== DIRECTION ==
Below is a block of records; repeat each one exactly.

=-=-=

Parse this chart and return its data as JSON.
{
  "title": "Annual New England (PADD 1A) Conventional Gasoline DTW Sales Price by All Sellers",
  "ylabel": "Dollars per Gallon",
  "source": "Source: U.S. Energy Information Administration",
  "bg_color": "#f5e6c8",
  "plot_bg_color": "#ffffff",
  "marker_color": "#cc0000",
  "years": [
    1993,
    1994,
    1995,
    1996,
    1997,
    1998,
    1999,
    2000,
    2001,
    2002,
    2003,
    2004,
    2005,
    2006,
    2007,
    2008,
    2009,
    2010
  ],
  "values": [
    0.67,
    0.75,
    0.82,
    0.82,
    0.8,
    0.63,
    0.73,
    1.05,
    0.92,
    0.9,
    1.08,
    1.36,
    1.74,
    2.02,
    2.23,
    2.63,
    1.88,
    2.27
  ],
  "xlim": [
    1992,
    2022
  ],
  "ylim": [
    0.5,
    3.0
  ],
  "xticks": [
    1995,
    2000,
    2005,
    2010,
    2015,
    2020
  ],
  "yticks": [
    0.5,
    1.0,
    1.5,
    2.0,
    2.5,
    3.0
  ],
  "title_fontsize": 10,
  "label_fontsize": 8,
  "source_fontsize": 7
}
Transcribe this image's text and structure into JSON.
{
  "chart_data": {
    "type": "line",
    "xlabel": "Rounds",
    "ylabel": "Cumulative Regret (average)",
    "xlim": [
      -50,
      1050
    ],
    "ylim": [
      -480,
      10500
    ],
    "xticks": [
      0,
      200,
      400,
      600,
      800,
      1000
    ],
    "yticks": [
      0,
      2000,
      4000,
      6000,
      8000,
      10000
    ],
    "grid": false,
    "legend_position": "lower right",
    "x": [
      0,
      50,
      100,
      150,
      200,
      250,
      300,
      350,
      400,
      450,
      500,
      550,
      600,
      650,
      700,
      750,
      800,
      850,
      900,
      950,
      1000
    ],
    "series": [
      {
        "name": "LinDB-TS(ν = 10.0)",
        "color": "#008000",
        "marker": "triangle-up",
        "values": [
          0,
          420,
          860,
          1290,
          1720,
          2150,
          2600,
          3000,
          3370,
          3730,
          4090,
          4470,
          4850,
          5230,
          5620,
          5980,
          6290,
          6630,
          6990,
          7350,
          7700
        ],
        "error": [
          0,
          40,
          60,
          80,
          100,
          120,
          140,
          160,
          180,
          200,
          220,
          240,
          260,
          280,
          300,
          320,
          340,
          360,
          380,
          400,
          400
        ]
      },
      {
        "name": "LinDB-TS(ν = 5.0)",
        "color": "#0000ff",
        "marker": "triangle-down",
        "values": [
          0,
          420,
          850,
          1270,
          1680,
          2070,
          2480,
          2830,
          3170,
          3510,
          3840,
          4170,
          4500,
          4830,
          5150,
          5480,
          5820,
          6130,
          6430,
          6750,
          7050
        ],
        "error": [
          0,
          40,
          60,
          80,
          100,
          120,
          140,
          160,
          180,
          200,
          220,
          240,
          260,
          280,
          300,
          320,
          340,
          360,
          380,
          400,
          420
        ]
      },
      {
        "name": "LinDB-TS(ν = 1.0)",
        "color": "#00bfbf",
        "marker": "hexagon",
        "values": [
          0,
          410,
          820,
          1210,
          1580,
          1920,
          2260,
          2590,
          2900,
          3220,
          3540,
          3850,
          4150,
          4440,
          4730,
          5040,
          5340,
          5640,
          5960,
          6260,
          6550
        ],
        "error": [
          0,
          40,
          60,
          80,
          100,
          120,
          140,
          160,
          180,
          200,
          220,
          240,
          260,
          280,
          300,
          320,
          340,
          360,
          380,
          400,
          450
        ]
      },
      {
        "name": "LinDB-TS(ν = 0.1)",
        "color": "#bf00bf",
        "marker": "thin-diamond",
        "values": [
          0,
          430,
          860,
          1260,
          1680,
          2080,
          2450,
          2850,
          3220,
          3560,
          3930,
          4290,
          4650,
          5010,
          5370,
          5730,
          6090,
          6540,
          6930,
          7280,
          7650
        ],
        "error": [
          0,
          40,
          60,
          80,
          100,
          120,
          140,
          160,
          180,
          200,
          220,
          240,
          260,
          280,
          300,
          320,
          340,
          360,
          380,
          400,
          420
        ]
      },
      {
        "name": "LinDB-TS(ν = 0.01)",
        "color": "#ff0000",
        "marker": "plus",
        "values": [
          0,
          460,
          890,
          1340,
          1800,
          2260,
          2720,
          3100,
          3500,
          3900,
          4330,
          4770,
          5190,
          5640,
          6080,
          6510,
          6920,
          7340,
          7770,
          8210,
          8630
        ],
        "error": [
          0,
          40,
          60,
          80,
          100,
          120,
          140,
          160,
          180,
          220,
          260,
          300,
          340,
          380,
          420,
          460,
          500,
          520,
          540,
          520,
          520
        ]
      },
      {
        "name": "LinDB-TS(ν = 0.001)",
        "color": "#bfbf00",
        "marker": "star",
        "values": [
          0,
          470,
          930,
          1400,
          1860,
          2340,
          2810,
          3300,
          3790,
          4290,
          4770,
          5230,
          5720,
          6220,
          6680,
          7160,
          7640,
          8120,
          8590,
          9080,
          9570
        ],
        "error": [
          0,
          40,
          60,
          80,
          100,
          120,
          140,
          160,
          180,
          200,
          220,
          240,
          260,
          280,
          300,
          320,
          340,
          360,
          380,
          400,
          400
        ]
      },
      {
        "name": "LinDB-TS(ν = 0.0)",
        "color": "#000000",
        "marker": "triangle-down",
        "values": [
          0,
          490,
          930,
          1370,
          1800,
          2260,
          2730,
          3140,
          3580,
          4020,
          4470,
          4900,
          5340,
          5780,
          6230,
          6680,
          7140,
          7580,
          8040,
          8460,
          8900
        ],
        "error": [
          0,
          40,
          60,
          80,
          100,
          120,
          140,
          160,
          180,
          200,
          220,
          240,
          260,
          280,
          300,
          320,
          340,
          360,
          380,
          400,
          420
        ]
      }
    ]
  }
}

=-=-=

== THE RESULT ==
Parse this chart and return its data as JSON.
{
  "title": "Annual New England (PADD 1A) Conventional Gasoline DTW Sales Price by All Sellers",
  "ylabel": "Dollars per Gallon",
  "source": "Source: U.S. Energy Information Administration",
  "bg_color": "#f5e6c8",
  "plot_bg_color": "#ffffff",
  "marker_color": "#cc0000",
  "years": [
    1993,
    1994,
    1995,
    1996,
    1997,
    1998,
    1999,
    2000,
    2001,
    2002,
    2003,
    2004,
    2005,
    2006,
    2007,
    2008,
    2009,
    2010
  ],
  "values": [
    0.67,
    0.75,
    0.82,
    0.82,
    0.8,
    0.63,
    0.73,
    1.05,
    0.92,
    0.9,
    1.08,
    1.36,
    1.74,
    2.02,
    2.23,
    2.63,
    1.88,
    2.27
  ],
  "xlim": [
    1992,
    2022
  ],
  "ylim": [
    0.5,
    3.0
  ],
  "xticks": [
    1995,
    2000,
    2005,
    2010,
    2015,
    2020
  ],
  "yticks": [
    0.5,
    1.0,
    1.5,
    2.0,
    2.5,
    3.0
  ],
  "title_fontsize": 10,
  "label_fontsize": 8,
  "source_fontsize": 7
}
Transcribe this image's text and structure into JSON.
{
  "chart_data": {
    "type": "line",
    "xlabel": "Rounds",
    "ylabel": "Cumulative Regret (average)",
    "xlim": [
      -50,
      1050
    ],
    "ylim": [
      -480,
      10500
    ],
    "xticks": [
      0,
      200,
      400,
      600,
      800,
      1000
    ],
    "yticks": [
      0,
      2000,
      4000,
      6000,
      8000,
      10000
    ],
    "grid": false,
    "legend_position": "lower right",
    "x": [
      0,
      50,
      100,
      150,
      200,
      250,
      300,
      350,
      400,
      450,
      500,
      550,
      600,
      650,
      700,
      750,
      800,
      850,
      900,
      950,
      1000
    ],
    "series": [
      {
        "name": "LinDB-TS(ν = 10.0)",
        "color": "#008000",
        "marker": "triangle-up",
        "values": [
          0,
          420,
          860,
          1290,
          1720,
          2150,
          2600,
          3000,
          3370,
          3730,
          4090,
          4470,
          4850,
          5230,
          5620,
          5980,
          6290,
          6630,
          6990,
          7350,
          7700
        ],
        "error": [
          0,
          40,
          60,
          80,
          100,
          120,
          140,
          160,
          180,
          200,
          220,
          240,
          260,
          280,
          300,
          320,
          340,
          360,
          380,
          400,
          400
        ]
      },
      {
        "name": "LinDB-TS(ν = 5.0)",
        "color": "#0000ff",
        "marker": "triangle-down",
        "values": [
          0,
          420,
          850,
          1270,
          1680,
          2070,
          2480,
          2830,
          3170,
          3510,
          3840,
          4170,
          4500,
          4830,
          5150,
          5480,
          5820,
          6130,
          6430,
          6750,
          7050
        ],
        "error": [
          0,
          40,
          60,
          80,
          100,
          120,
          140,
          160,
          180,
          200,
          220,
          240,
          260,
          280,
          300,
          320,
          340,
          360,
          380,
          400,
          420
        ]
      },
      {
        "name": "LinDB-TS(ν = 1.0)",
        "color": "#00bfbf",
        "marker": "hexagon",
        "values": [
          0,
          410,
          820,
          1210,
          1580,
          1920,
          2260,
          2590,
          2900,
          3220,
          3540,
          3850,
          4150,
          4440,
          4730,
          5040,
          5340,
          5640,
          5960,
          6260,
          6550
        ],
        "error": [
          0,
          40,
          60,
          80,
          100,
          120,
          140,
          160,
          180,
          200,
          220,
          240,
          260,
          280,
          300,
          320,
          340,
          360,
          380,
          400,
          450
        ]
      },
      {
        "name": "LinDB-TS(ν = 0.1)",
        "color": "#bf00bf",
        "marker": "thin-diamond",
        "values": [
          0,
          430,
          860,
          1260,
          1680,
          2080,
          2450,
          2850,
          3220,
          3560,
          3930,
          4290,
          4650,
          5010,
          5370,
          5730,
          6090,
          6540,
          6930,
          7280,
          7650
        ],
        "error": [
          0,
          40,
          60,
          80,
          100,
          120,
          140,
          160,
          180,
          200,
          220,
          240,
          260,
          280,
          300,
          320,
          340,
          360,
          380,
          400,
          420
        ]
      },
      {
        "name": "LinDB-TS(ν = 0.01)",
        "color": "#ff0000",
        "marker": "plus",
        "values": [
          0,
          460,
          890,
          1340,
          1800,
          2260,
          2720,
          3100,
          3500,
          3900,
          4330,
          4770,
          5190,
          5640,
          6080,
          6510,
          6920,
          7340,
          7770,
          8210,
          8630
        ],
        "error": [
          0,
          40,
          60,
          80,
          100,
          120,
          140,
          160,
          180,
          220,
          260,
          300,
          340,
          380,
          420,
          460,
          500,
          520,
          540,
          520,
          520
        ]
      },
      {
        "name": "LinDB-TS(ν = 0.001)",
        "color": "#bfbf00",
        "marker": "star",
        "values": [
          0,
          470,
          930,
          1400,
          1860,
          2340,
          2810,
          3300,
          3790,
          4290,
          4770,
          5230,
          5720,
          6220,
          6680,
          7160,
          7640,
          8120,
          8590,
          9080,
          9570
        ],
        "error": [
          0,
          40,
          60,
          80,
          100,
          120,
          140,
          160,
          180,
          200,
          220,
          240,
          260,
          280,
          300,
          320,
          340,
          360,
          380,
          400,
          400
        ]
      },
      {
        "name": "LinDB-TS(ν = 0.0)",
        "color": "#000000",
        "marker": "triangle-down",
        "values": [
          0,
          490,
          930,
          1370,
          1800,
          2260,
          2730,
          3140,
          3580,
          4020,
          4470,
          4900,
          5340,
          5780,
          6230,
          6680,
          7140,
          7580,
          8040,
          8460,
          8900
        ],
        "error": [
          0,
          40,
          60,
          80,
          100,
          120,
          140,
          160,
          180,
          200,
          220,
          240,
          260,
          280,
          300,
          320,
          340,
          360,
          380,
          400,
          420
        ]
      }
    ]
  }
}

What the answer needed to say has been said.